▸ What needs to be done
Write out the stretch of the course feedback post from "I will go on" through "is not good." word for word.

▸ Source extract
· · · ·

The lecturer explain the subject matter clearly (from -2 to 2) 0.33 mmm, point to improve

The lecturer discuss the subject matter in a stimulating way (from -2 to 2) 1.0 rather good

The instructors give sufficient feedback on student presentations (from -2 to 2 ) 0.66 we can improve

The problem-solving sessions are interesting and useful (from -2 to 2 ) 0.88 as expected

English mark for the teacher (from 0 to 10 ) 6.8 mmm…
English mark for the instructors (from 0 to 10 ) 8.0 good

The lecturer should present the material with more examples . OK

The problem-solving sessions should be with more discussions. OK

This course is well organised (supply of information, scheduling) (from -2 to 2 ) 0.9 expected

I will go on with the course and come to the examination. Majority answered undoubtedly or most likely.

What mark do you expect to get at the exam? 7 well, not very ambitious 🙂

Do you use the book? Much worse than expected! A quarter use it regulary, a quater – sometimes. No, that is not good.

The overal mark:
lectures 7.5
problem-solving sessions 6.9
the whole course 7.5

we wouldn’t mind to score more, yet it’s not a big problem

I will make another survey shortly after the semester break.

Sixth lecture Quantum Transport

the last one before the semester break. We did Coulomb blockade and I believe we did it good). I’m pretty slow this year, there’s a delay of one lecture, so the the deadline for home work about Coulomb blockade was actually earlier than the lecture(. I feel guilty, yet could not do anything about except the better semester planning six month ago. I have to really hurry up after the semester break.

· · · ·

▸ Material
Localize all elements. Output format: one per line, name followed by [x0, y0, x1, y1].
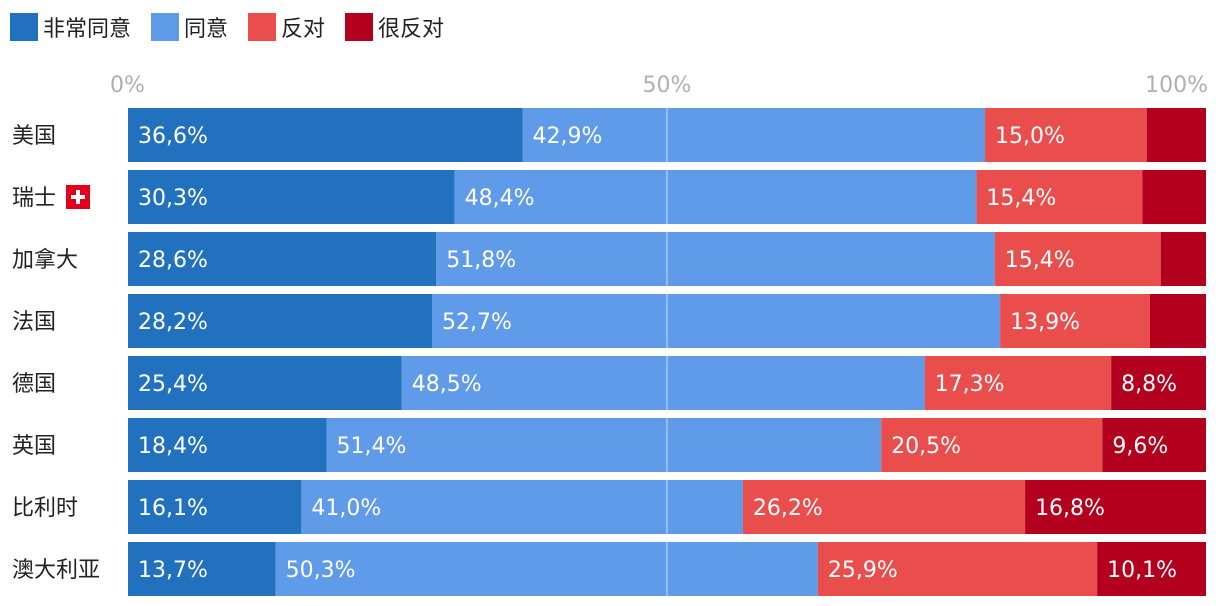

· · · ·

▸ Task solution
I will go on with the course and come to the examination. Majority answered undoubtedly or most likely.

What mark do you expect to get at the exam? 7 well, not very ambitious 🙂

Do you use the book? Much worse than expected! A quarter use it regulary, a quater – sometimes. No, that is not good.